Pick out each line with the word "общество" from the material that follows.

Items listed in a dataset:
++++++++
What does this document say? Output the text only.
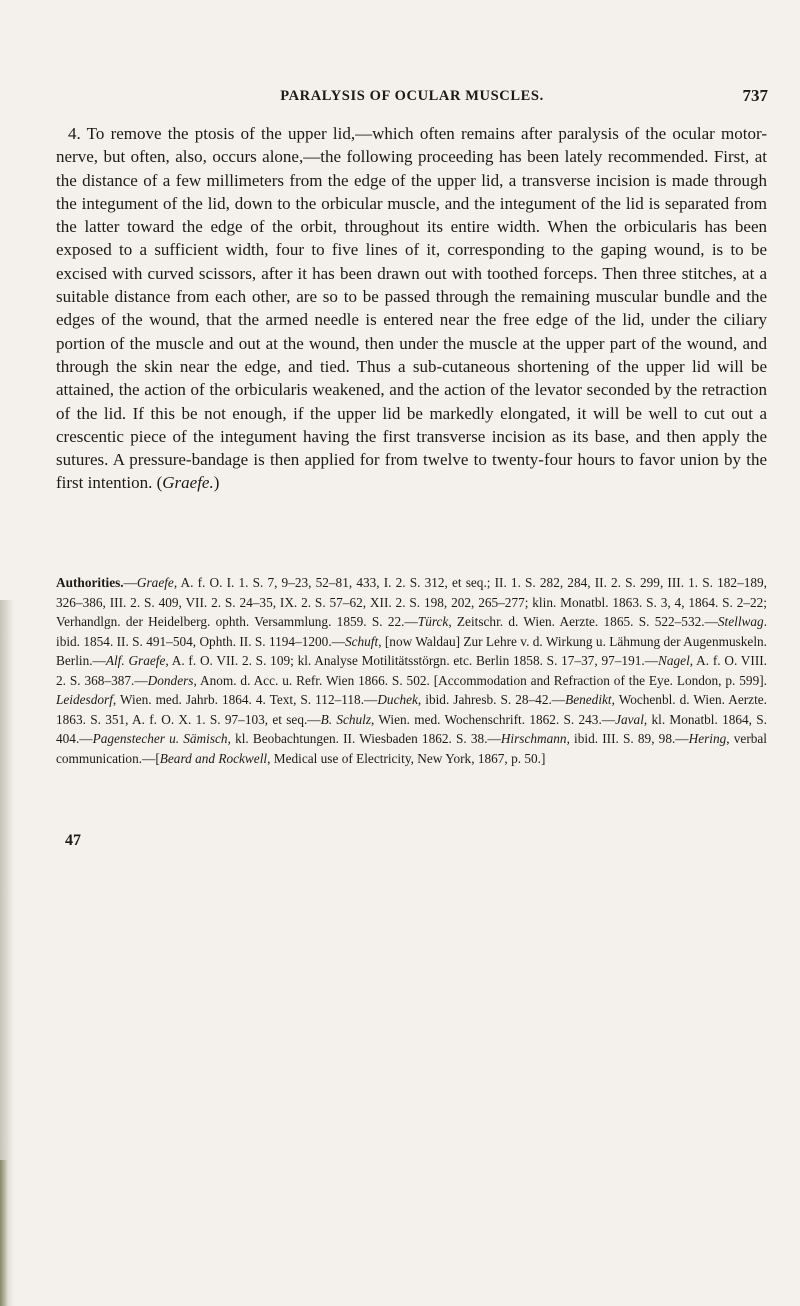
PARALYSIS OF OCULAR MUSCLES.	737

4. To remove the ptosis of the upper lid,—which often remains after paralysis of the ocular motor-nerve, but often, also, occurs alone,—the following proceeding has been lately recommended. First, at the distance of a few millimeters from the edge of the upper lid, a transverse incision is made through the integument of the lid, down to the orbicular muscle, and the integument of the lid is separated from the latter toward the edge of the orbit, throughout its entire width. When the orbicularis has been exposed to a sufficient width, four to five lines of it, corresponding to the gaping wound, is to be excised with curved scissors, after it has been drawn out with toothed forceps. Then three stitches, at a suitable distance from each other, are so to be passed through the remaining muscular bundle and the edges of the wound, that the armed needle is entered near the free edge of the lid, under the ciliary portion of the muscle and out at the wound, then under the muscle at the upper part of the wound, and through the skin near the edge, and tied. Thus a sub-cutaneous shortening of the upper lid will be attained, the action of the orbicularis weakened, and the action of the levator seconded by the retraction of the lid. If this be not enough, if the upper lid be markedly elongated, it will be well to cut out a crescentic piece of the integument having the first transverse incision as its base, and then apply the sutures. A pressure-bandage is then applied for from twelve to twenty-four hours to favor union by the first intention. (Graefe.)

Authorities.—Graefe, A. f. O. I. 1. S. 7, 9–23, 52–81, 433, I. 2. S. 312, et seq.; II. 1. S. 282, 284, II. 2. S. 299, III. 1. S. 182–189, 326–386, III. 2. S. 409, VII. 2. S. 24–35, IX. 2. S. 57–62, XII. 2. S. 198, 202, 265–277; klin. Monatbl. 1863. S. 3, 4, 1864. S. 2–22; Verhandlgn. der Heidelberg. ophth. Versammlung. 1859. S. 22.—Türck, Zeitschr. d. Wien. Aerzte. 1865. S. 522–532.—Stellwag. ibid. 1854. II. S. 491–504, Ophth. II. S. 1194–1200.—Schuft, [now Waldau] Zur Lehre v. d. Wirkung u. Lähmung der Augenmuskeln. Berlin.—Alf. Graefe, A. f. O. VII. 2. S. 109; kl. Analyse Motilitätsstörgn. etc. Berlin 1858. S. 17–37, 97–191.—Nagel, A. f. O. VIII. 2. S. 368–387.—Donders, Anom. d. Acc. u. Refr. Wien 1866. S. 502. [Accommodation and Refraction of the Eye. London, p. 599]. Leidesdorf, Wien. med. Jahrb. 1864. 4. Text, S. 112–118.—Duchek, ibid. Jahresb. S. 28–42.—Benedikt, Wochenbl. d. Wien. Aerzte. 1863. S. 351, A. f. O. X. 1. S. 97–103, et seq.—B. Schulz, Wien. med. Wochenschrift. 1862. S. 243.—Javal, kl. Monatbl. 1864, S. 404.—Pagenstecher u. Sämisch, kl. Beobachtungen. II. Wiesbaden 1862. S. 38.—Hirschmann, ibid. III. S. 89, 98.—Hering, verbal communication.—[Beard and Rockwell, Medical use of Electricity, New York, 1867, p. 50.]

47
++++++++
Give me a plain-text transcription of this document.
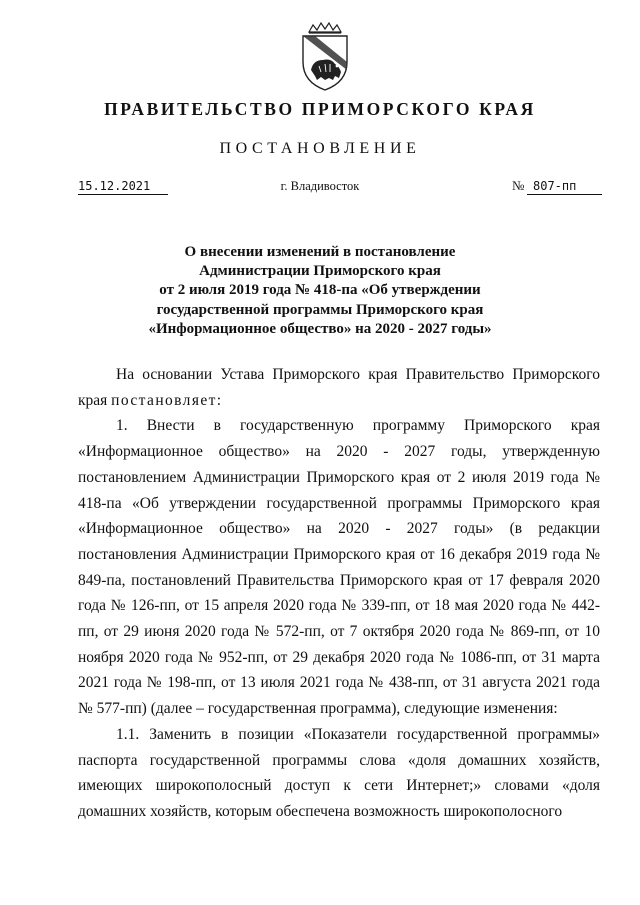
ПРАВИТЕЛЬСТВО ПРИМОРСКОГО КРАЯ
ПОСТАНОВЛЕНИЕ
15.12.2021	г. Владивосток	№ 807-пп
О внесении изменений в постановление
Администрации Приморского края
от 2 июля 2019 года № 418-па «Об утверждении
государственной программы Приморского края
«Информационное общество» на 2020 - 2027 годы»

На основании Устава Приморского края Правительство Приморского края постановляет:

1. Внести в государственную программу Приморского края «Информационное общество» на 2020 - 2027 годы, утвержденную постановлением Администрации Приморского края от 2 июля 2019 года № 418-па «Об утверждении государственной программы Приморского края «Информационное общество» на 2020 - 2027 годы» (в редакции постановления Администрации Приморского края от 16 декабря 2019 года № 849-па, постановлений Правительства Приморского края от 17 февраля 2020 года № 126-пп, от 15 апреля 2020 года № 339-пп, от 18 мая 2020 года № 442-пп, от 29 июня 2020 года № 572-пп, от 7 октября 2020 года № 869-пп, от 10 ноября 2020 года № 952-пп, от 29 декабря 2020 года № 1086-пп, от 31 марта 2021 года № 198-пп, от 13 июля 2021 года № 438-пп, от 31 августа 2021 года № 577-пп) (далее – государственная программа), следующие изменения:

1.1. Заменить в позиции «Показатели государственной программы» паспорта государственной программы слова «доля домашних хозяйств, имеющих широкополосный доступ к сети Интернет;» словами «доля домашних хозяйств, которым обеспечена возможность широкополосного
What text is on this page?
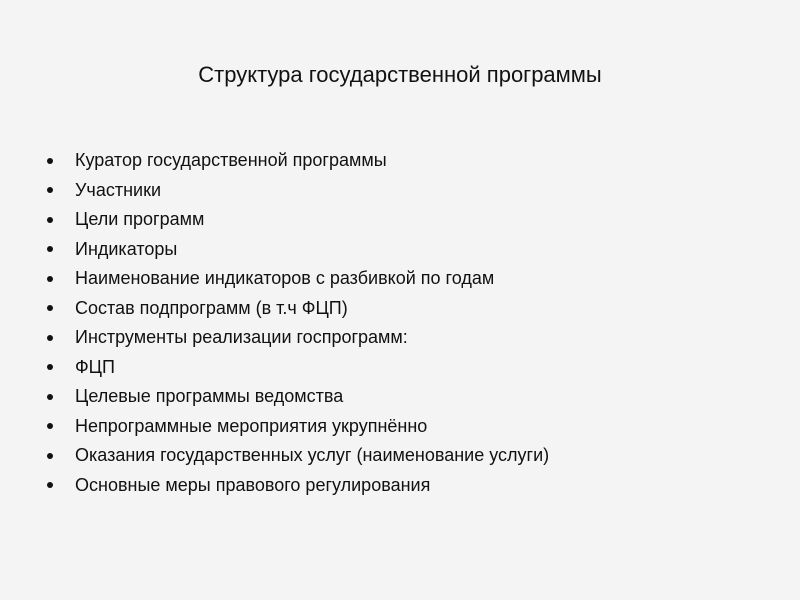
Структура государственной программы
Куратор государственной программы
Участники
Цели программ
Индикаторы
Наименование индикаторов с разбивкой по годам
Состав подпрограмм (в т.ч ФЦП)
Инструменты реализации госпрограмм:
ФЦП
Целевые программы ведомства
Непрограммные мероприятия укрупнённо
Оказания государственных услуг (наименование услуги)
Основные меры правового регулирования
++++++++
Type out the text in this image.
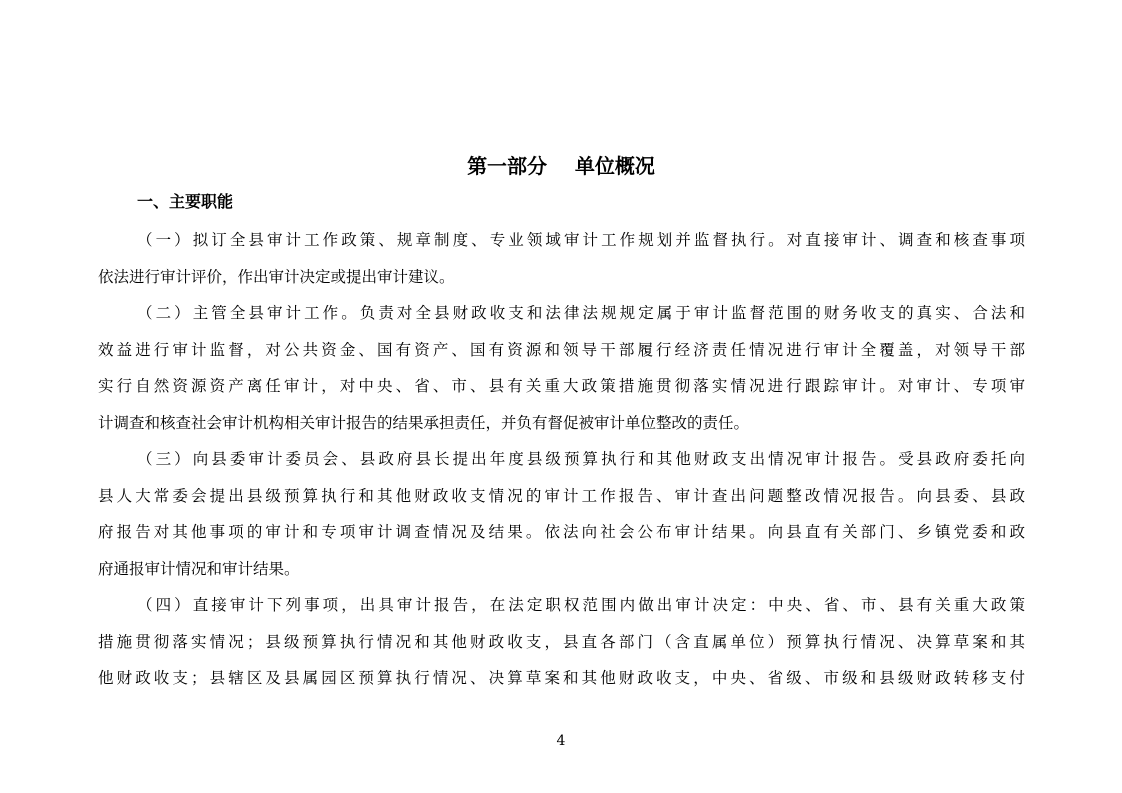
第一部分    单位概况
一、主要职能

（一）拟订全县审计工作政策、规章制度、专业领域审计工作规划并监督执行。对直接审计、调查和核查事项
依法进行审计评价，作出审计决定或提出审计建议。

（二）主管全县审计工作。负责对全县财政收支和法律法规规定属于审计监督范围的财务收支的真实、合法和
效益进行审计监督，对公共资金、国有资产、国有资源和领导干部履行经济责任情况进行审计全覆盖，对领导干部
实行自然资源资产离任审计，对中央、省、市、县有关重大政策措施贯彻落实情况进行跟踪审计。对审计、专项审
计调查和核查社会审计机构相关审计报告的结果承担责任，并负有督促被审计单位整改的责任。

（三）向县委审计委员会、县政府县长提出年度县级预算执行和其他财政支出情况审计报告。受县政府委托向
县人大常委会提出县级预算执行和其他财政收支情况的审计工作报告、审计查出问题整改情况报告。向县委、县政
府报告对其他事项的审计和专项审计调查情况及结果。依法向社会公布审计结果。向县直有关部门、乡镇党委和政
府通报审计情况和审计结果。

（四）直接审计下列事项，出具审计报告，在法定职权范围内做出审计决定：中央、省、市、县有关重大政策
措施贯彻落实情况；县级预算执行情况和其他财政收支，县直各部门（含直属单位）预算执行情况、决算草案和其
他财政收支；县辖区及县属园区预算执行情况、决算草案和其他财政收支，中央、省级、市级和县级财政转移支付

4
++++++++
_CORRECT RESULT_:
«Информационное общество» на 2020 - 2027 годы»
1. Внести в государственную программу Приморского края «Информационное общество» на 2020 - 2027 годы, утвержденную постановлением Администрации Приморского края от 2 июля 2019 года № 418-па «Об утверждении государственной программы Приморского края «Информационное общество» на 2020 - 2027 годы» (в редакции постановления Администрации Приморского края от 16 декабря 2019 года № 849-па, постановлений Правительства Приморского края от 17 февраля 2020 года № 126-пп, от 15 апреля 2020 года № 339-пп, от 18 мая 2020 года № 442-пп, от 29 июня 2020 года № 572-пп, от 7 октября 2020 года № 869-пп, от 10 ноября 2020 года № 952-пп, от 29 декабря 2020 года № 1086-пп, от 31 марта 2021 года № 198-пп, от 13 июля 2021 года № 438-пп, от 31 августа 2021 года № 577-пп) (далее – государственная программа), следующие изменения:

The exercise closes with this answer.